§ **The problem**
Only a number is wanted: how many lines in the records below contain "الجديدة"?
================================
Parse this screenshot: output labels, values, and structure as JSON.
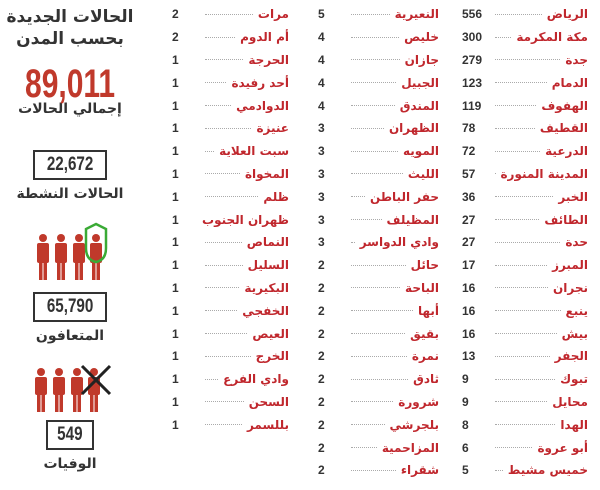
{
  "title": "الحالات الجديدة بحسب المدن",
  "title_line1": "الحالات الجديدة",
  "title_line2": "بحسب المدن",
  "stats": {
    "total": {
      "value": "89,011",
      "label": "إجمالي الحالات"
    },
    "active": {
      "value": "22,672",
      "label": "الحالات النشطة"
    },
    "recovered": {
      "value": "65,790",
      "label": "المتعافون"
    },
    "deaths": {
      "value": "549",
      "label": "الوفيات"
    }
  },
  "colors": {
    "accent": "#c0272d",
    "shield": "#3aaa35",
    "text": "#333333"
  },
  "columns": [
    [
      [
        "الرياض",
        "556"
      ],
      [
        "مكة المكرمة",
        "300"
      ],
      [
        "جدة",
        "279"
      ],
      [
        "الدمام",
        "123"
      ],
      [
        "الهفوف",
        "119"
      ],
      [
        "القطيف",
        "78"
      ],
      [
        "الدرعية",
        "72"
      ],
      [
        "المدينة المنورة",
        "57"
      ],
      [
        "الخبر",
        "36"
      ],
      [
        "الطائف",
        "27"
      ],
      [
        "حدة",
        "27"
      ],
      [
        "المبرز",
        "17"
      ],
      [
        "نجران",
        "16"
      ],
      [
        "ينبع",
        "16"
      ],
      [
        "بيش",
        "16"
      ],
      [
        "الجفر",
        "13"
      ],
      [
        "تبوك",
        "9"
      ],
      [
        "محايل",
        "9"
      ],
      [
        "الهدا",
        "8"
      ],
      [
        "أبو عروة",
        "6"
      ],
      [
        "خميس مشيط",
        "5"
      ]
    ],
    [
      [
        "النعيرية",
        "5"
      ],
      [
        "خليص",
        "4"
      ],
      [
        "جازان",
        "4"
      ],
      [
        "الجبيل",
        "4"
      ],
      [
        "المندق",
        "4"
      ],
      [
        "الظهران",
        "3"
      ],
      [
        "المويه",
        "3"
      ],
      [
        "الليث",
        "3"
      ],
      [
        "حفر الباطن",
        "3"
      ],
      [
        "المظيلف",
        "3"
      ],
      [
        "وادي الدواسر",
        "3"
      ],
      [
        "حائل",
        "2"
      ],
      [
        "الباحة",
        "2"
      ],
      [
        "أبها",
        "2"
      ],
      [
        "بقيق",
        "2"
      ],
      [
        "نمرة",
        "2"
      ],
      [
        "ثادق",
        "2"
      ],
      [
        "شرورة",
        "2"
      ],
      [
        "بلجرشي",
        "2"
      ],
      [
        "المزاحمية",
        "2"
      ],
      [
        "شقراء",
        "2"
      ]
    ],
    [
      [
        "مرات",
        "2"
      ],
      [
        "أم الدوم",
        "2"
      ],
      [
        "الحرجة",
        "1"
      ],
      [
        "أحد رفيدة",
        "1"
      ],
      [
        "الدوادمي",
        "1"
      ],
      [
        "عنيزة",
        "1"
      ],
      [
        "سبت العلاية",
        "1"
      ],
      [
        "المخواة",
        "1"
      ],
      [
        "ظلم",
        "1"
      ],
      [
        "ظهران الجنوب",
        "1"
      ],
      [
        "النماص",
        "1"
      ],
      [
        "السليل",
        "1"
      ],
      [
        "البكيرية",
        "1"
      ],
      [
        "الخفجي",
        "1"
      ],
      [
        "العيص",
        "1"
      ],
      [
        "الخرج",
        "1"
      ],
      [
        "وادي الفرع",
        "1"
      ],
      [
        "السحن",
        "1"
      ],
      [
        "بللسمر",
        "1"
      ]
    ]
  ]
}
================================
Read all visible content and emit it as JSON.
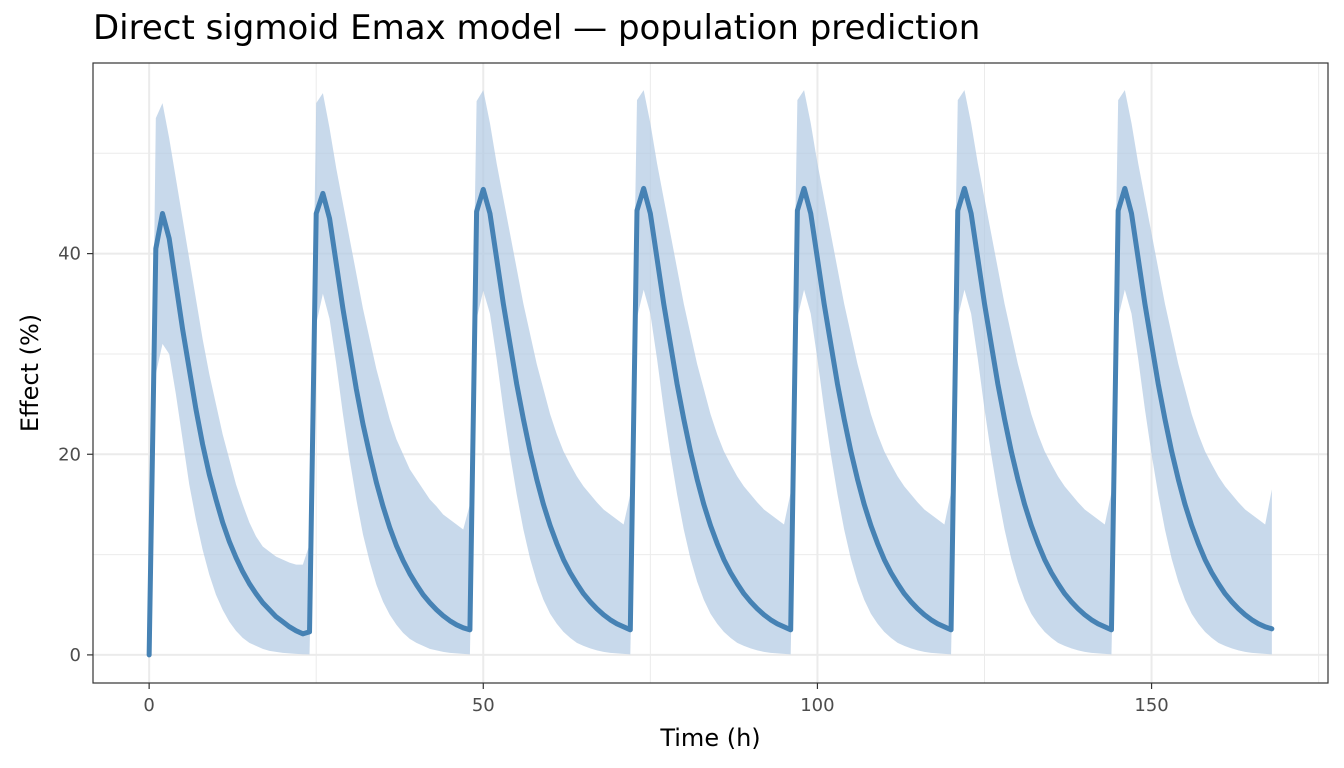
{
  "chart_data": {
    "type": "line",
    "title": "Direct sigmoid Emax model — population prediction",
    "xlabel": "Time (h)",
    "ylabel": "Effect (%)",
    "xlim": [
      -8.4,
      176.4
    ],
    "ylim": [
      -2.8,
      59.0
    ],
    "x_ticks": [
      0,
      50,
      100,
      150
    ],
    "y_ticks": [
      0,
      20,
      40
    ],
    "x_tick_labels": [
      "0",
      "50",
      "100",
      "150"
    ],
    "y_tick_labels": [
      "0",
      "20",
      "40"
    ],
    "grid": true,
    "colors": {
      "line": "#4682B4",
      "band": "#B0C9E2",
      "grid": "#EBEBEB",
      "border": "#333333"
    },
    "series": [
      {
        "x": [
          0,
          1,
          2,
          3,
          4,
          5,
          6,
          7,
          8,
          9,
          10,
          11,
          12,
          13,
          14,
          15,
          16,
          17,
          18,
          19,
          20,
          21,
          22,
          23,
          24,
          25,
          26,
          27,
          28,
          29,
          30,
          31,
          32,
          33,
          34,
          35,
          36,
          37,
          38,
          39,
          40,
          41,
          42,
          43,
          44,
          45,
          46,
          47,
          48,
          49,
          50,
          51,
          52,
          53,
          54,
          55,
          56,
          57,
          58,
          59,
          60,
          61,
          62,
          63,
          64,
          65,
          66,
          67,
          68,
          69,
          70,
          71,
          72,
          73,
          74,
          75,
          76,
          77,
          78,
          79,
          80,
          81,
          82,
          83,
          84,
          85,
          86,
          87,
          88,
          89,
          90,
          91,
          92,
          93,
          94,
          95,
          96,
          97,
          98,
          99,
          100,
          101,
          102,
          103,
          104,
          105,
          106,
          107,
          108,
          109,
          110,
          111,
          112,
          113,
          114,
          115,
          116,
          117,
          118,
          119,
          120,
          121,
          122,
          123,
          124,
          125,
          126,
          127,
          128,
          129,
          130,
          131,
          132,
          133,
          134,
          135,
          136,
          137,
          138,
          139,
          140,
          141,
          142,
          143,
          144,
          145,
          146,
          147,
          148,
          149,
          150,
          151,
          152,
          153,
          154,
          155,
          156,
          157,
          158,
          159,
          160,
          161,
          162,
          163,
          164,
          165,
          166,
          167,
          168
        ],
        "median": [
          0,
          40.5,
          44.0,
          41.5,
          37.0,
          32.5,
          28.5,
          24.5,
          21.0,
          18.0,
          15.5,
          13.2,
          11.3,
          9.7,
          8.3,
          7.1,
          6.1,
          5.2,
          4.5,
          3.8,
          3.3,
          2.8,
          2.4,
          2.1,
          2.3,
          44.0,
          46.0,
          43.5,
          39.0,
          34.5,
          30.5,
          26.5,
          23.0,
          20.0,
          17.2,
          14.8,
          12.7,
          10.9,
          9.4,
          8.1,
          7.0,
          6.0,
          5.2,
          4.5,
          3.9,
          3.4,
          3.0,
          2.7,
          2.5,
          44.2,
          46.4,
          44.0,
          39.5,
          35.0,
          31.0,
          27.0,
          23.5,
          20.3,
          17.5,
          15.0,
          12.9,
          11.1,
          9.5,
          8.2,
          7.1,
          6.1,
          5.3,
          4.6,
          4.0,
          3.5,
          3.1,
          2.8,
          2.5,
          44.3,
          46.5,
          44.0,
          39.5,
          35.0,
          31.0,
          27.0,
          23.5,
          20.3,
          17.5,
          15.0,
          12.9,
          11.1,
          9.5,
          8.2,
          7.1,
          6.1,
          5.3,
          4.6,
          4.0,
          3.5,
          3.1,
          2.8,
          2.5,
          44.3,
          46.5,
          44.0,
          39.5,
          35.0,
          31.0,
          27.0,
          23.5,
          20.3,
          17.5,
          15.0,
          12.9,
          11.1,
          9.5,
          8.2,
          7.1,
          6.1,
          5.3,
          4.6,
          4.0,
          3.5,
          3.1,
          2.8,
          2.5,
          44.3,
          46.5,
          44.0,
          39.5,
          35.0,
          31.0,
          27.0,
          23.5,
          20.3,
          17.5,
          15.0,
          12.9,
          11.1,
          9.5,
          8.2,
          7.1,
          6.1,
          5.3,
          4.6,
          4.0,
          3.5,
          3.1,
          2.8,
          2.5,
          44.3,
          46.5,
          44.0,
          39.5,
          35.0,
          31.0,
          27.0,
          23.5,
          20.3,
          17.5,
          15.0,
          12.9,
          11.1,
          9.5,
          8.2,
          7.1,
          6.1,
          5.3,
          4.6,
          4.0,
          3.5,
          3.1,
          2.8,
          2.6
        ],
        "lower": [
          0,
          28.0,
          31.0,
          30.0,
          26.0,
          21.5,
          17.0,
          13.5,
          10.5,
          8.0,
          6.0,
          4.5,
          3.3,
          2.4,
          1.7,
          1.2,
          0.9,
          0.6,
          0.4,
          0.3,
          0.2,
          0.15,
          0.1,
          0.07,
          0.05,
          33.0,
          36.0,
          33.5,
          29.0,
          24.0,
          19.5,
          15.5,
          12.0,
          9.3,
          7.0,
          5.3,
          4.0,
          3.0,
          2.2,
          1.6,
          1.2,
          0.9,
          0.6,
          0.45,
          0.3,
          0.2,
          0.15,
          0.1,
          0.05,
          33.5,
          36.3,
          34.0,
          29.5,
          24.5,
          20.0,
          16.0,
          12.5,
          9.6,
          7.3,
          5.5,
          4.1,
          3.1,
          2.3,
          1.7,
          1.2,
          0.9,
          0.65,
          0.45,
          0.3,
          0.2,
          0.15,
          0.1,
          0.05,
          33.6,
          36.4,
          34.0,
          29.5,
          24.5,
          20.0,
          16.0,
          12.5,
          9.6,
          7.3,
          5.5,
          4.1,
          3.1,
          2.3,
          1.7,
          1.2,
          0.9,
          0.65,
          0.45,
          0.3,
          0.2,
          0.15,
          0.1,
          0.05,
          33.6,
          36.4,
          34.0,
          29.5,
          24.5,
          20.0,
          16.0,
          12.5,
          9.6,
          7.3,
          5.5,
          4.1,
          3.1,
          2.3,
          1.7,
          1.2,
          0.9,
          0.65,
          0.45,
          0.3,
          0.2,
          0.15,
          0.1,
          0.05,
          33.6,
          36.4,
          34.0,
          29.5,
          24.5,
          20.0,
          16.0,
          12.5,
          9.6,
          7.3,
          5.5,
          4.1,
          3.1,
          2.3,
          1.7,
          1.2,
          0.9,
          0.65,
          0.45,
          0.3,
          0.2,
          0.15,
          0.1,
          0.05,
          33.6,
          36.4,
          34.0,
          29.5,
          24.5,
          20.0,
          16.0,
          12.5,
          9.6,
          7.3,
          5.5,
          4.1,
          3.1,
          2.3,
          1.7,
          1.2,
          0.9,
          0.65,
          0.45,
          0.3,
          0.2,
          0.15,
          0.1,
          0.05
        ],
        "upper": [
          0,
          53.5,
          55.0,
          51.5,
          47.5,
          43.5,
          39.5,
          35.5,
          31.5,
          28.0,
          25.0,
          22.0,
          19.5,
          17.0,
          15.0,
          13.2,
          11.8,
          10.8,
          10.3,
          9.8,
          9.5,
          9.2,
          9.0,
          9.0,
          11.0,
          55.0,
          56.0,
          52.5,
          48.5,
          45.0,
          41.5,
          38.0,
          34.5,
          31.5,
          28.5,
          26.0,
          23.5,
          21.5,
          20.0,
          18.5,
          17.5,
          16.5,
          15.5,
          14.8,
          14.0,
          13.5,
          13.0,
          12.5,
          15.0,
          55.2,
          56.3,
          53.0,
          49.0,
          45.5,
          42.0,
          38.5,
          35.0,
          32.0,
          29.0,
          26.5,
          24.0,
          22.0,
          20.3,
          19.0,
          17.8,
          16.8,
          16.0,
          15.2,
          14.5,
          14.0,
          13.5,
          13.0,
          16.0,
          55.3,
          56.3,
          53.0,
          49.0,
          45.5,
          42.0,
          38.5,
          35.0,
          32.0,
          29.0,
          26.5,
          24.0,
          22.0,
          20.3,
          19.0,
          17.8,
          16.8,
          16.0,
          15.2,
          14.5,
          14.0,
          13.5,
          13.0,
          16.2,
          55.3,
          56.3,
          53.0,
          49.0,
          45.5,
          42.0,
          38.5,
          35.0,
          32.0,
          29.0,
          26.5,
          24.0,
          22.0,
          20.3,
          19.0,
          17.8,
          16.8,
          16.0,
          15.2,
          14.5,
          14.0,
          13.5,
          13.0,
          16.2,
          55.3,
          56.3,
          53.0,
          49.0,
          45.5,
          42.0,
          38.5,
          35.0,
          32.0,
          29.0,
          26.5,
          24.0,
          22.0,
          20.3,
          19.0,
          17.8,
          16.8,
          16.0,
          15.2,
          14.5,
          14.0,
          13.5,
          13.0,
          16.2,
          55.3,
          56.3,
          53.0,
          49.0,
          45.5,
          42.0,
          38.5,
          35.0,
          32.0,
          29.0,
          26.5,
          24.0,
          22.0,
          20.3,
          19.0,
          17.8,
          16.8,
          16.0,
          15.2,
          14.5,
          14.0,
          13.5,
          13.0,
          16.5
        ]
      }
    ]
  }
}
================================
§ **Worked solution**
2